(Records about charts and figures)

--- START ---

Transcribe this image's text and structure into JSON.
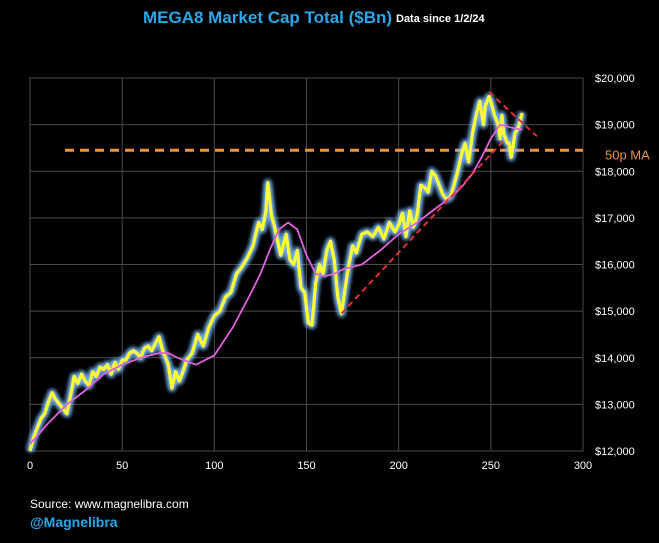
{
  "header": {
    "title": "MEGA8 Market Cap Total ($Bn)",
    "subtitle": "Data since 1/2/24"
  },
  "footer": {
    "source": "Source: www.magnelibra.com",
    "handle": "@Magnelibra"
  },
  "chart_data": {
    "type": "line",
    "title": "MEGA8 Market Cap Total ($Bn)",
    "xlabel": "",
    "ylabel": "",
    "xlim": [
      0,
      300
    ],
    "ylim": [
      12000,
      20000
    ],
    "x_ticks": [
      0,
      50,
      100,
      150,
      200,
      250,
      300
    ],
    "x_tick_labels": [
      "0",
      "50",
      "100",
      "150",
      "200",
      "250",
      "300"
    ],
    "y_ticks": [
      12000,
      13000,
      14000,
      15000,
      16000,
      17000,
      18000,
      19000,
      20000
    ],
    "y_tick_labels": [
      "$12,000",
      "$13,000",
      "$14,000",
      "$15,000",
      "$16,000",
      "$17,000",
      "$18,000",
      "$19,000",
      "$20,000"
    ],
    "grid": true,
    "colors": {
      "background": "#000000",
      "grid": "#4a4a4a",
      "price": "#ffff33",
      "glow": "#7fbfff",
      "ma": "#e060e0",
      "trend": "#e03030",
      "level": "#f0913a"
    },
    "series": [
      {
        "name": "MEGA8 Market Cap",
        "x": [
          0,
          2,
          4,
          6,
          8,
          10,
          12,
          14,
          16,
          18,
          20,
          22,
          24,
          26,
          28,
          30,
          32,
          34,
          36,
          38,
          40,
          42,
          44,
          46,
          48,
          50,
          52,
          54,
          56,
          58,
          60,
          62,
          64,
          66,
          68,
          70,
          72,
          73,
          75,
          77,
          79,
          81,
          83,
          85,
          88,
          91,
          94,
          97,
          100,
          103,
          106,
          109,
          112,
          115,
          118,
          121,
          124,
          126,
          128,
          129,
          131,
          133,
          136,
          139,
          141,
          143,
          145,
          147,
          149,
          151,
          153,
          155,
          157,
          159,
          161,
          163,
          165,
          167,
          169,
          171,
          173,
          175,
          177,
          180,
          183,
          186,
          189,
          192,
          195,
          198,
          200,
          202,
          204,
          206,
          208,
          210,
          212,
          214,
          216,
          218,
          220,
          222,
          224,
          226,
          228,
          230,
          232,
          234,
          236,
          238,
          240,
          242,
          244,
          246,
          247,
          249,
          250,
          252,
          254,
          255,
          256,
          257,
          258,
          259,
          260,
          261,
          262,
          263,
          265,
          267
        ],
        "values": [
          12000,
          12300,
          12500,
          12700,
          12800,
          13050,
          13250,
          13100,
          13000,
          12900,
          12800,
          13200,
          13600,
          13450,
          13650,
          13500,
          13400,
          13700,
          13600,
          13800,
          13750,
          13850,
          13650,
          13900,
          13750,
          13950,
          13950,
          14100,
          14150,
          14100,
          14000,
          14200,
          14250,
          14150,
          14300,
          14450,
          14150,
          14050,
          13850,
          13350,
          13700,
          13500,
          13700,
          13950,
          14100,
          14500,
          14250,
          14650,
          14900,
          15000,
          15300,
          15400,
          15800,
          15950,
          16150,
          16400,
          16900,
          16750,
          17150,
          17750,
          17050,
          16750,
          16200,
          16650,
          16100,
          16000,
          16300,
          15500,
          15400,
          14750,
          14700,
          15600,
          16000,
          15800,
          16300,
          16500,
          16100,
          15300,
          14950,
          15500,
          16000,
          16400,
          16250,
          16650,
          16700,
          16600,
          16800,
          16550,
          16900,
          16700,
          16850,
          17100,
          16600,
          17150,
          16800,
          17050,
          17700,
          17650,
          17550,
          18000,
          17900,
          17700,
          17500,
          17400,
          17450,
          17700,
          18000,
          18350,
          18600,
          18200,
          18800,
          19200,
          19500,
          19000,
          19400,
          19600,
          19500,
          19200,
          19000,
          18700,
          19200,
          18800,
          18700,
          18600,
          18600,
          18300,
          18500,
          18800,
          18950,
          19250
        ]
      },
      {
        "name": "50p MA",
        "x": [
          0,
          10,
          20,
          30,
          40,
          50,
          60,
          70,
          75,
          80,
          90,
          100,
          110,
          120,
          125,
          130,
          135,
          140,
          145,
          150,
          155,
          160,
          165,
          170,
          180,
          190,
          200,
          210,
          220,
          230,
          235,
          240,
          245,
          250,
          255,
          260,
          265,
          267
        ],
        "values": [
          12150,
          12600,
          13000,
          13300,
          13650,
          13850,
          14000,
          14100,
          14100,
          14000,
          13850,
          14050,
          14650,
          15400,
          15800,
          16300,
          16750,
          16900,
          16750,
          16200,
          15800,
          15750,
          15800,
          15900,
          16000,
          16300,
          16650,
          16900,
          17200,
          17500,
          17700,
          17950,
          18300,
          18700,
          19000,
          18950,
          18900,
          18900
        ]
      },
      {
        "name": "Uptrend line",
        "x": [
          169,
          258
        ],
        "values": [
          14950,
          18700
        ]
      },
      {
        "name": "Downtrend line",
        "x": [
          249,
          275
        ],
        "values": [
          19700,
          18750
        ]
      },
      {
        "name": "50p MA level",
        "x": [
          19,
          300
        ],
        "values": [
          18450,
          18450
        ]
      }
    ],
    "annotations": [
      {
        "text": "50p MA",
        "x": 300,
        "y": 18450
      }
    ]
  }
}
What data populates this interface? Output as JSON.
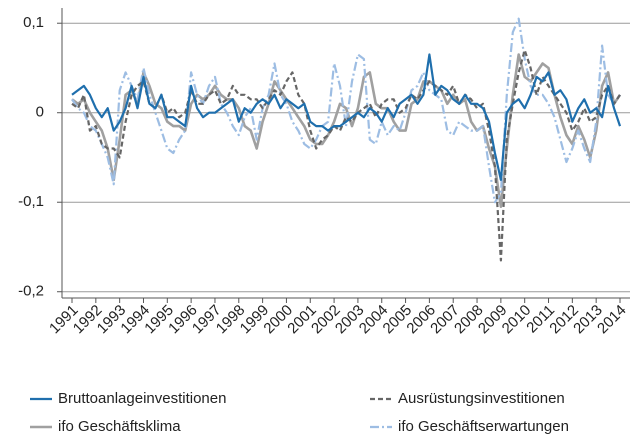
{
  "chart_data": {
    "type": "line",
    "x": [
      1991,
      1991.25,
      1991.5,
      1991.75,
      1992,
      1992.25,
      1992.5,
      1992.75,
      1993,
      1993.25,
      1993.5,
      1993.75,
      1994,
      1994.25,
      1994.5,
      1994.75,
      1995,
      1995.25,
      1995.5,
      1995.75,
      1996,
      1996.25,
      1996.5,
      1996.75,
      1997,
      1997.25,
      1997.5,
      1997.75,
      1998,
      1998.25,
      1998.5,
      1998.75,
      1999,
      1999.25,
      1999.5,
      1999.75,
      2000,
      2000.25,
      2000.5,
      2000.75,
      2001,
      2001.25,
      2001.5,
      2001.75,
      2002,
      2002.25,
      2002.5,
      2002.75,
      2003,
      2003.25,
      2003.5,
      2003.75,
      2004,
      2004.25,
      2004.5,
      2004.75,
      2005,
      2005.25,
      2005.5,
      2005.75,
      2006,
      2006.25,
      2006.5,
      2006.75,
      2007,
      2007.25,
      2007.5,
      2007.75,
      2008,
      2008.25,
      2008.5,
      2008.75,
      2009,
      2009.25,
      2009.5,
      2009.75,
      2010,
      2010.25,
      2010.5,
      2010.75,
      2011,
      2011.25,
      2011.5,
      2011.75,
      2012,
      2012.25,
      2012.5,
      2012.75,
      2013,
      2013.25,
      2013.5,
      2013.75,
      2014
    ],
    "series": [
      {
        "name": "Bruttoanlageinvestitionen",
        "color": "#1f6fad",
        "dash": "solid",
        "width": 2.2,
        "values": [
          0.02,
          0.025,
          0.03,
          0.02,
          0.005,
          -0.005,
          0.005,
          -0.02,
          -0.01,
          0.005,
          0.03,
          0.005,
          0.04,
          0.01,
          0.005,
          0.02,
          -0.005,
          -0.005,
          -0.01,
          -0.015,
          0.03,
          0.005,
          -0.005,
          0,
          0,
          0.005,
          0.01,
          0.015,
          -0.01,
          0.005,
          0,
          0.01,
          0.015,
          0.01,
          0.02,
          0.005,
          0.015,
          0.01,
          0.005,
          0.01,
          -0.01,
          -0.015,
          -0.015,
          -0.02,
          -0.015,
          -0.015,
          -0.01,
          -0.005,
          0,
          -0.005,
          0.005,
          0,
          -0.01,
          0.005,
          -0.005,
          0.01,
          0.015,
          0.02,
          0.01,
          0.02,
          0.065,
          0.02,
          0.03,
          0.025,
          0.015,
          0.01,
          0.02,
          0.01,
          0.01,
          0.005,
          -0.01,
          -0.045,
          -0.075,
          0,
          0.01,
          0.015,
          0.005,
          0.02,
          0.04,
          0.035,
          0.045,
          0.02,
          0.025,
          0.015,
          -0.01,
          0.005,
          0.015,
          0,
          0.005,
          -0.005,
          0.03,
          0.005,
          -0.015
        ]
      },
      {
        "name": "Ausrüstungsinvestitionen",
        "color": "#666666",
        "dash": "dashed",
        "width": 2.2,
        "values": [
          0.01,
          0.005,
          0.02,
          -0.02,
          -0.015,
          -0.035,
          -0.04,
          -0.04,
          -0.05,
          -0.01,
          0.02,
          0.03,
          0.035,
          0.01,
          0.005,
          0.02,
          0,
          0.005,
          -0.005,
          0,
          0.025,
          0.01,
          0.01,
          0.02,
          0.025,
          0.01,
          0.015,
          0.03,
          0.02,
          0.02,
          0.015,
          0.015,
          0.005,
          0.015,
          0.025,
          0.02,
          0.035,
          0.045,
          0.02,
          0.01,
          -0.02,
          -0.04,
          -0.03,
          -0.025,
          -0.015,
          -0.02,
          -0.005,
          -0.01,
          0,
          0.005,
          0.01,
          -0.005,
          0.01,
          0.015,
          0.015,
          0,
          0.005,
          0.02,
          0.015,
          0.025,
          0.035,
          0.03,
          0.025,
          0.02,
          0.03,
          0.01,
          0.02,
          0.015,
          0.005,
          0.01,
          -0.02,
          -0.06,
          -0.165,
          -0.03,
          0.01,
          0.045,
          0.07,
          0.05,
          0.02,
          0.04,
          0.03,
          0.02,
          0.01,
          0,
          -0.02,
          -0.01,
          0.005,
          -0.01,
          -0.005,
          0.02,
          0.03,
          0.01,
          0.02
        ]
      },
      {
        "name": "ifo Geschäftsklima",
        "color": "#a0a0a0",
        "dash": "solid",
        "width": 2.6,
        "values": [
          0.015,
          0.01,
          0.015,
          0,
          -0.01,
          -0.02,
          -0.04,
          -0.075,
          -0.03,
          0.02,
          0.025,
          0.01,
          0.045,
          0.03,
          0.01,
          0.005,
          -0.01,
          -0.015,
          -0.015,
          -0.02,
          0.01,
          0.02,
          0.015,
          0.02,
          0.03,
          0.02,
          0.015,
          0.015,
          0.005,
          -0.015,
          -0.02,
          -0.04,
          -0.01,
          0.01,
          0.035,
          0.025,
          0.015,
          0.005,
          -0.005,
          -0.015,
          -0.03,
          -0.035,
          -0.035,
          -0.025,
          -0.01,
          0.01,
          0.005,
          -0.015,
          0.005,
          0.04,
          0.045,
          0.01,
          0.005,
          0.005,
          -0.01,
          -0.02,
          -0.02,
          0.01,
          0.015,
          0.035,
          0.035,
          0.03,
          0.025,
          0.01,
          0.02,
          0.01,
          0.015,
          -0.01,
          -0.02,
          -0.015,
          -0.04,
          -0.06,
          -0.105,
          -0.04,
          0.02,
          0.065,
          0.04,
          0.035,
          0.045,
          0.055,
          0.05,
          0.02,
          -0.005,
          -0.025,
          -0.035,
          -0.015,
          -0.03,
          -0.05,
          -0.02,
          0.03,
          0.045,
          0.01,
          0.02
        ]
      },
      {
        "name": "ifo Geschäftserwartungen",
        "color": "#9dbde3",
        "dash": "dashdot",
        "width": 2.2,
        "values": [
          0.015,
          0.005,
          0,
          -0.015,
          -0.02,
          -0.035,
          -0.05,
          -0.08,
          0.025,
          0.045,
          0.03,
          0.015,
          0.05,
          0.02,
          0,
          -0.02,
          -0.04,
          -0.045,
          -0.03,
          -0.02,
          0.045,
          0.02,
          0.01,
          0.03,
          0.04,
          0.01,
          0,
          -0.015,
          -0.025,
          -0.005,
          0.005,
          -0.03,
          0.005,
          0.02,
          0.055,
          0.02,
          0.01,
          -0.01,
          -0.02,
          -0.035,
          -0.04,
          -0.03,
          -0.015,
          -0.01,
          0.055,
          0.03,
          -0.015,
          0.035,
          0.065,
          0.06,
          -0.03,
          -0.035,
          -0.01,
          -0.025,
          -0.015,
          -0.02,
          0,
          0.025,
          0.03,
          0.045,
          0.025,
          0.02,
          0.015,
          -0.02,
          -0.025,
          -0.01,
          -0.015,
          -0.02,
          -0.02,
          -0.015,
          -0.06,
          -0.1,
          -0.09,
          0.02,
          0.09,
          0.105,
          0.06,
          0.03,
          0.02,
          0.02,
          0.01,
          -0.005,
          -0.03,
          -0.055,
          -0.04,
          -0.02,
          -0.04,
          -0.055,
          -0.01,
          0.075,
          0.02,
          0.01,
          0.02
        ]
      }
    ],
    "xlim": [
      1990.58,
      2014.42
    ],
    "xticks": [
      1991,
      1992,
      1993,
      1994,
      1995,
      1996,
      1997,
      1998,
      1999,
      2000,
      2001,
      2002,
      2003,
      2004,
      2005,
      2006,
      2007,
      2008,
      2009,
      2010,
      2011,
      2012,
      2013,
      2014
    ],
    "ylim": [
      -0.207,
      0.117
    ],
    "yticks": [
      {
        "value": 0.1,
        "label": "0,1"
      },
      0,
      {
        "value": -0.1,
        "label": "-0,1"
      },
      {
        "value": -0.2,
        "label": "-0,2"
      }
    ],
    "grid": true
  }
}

--- END ---

Exercise directions => Pick out the lines containing the word "this" and show them.

Correct result =>
Transcribe this image's text and structure into JSON.
What data populates this interface? Output as JSON.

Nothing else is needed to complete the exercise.